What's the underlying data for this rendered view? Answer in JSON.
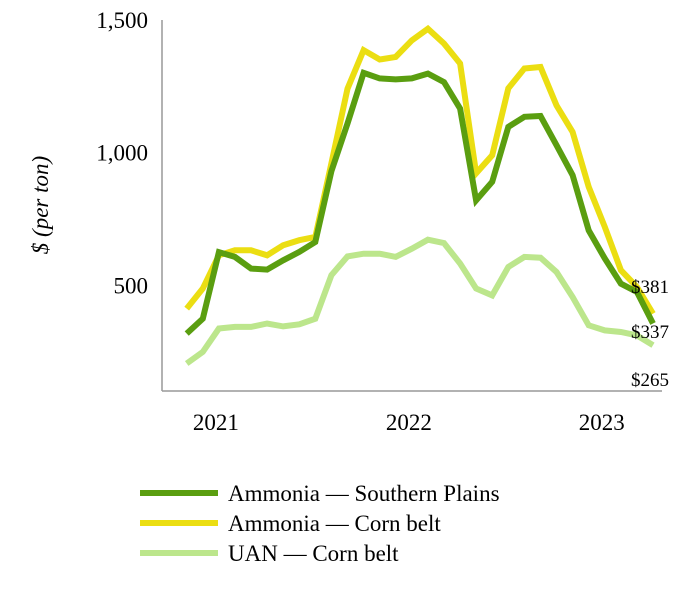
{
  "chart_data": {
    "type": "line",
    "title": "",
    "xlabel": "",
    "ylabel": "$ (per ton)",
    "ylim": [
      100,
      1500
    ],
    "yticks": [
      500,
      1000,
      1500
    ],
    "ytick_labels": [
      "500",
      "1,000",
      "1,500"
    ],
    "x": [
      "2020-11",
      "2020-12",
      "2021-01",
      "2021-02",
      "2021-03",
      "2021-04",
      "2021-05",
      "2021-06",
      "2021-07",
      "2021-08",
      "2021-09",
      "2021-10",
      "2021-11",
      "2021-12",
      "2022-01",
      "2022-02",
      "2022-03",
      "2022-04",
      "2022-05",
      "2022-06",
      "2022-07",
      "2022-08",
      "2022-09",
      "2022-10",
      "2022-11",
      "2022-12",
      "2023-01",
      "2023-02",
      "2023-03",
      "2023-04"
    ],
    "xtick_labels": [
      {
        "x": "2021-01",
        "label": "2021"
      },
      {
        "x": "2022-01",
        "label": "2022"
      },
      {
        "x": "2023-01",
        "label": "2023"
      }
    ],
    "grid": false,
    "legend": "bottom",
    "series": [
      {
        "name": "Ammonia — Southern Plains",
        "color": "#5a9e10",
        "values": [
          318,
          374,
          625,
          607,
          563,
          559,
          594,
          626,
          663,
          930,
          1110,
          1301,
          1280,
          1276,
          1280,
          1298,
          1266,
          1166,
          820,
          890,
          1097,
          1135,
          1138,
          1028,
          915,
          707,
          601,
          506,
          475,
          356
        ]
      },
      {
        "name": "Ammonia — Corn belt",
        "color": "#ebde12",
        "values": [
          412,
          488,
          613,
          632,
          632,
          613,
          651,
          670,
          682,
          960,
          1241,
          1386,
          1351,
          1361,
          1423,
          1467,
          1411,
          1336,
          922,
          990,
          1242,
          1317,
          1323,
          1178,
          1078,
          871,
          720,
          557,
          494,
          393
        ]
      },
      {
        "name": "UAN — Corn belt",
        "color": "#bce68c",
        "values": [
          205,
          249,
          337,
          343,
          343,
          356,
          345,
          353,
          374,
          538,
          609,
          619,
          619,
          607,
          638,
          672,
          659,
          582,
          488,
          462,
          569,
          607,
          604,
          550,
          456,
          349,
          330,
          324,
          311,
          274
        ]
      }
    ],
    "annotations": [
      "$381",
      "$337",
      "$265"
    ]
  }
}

==

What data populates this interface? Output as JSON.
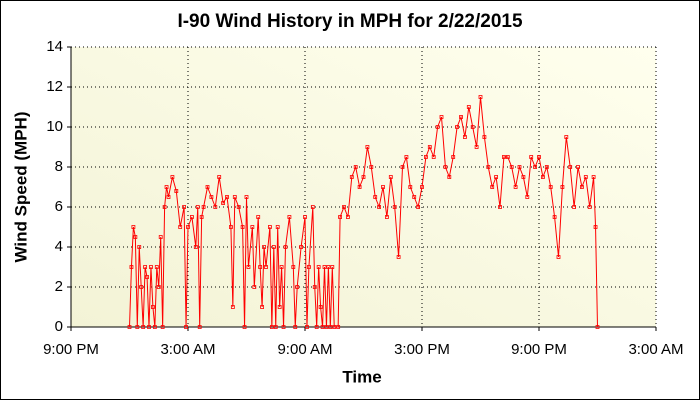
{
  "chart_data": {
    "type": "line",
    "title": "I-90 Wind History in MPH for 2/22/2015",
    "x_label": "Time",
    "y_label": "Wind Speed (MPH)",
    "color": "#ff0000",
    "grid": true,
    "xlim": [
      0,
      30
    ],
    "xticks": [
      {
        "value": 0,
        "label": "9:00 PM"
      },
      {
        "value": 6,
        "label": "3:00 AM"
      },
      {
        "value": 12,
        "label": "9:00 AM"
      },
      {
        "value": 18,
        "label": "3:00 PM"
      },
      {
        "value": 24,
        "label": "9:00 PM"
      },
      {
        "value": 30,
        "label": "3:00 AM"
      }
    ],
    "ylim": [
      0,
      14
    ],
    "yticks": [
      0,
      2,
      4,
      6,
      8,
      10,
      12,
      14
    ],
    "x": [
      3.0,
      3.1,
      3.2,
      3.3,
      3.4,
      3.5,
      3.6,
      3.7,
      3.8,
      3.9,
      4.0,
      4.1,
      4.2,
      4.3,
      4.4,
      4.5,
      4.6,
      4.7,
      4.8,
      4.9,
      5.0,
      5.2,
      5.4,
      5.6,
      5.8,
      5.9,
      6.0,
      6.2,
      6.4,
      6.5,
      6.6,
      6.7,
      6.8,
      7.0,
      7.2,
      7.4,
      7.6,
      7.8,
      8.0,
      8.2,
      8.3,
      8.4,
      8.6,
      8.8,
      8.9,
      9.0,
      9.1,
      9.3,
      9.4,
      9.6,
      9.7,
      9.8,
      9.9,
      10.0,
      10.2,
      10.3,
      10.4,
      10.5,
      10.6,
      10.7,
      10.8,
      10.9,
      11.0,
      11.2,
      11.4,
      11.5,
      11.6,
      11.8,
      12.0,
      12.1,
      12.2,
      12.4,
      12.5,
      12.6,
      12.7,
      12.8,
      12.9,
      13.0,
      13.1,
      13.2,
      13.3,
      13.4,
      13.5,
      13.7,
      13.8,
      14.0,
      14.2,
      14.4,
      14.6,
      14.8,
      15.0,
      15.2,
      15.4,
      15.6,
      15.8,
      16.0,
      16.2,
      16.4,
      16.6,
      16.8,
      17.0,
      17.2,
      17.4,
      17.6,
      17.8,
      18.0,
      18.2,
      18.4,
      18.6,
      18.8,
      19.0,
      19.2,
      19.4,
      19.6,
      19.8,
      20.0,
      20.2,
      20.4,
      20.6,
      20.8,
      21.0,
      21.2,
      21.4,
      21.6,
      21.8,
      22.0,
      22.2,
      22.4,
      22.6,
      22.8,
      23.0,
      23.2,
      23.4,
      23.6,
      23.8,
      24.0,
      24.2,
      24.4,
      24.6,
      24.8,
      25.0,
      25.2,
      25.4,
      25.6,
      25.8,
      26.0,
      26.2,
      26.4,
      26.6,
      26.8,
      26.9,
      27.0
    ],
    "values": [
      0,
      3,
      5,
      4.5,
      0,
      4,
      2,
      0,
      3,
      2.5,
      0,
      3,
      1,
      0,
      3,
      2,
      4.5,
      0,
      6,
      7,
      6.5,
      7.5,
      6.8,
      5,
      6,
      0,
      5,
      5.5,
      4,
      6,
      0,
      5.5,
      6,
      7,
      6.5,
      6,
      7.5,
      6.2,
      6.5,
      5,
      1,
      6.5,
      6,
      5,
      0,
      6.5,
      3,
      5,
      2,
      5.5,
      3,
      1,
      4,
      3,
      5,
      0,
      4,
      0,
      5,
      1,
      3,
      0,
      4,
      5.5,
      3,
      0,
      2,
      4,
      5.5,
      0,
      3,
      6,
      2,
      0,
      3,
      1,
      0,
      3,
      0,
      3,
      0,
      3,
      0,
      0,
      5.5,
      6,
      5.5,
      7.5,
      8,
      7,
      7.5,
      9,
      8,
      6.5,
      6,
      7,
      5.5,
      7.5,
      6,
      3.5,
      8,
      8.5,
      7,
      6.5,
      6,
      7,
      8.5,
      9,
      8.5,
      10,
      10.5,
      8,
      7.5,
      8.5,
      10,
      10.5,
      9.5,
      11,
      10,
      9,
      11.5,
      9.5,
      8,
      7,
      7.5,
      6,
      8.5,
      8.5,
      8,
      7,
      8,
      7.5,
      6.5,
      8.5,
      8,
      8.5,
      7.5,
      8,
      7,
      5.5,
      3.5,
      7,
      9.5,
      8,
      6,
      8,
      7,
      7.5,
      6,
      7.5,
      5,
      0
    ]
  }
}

TASK BRIEF: Report only the number of lines in the data above that contain "title".

PROBLEM SOLUTION: 2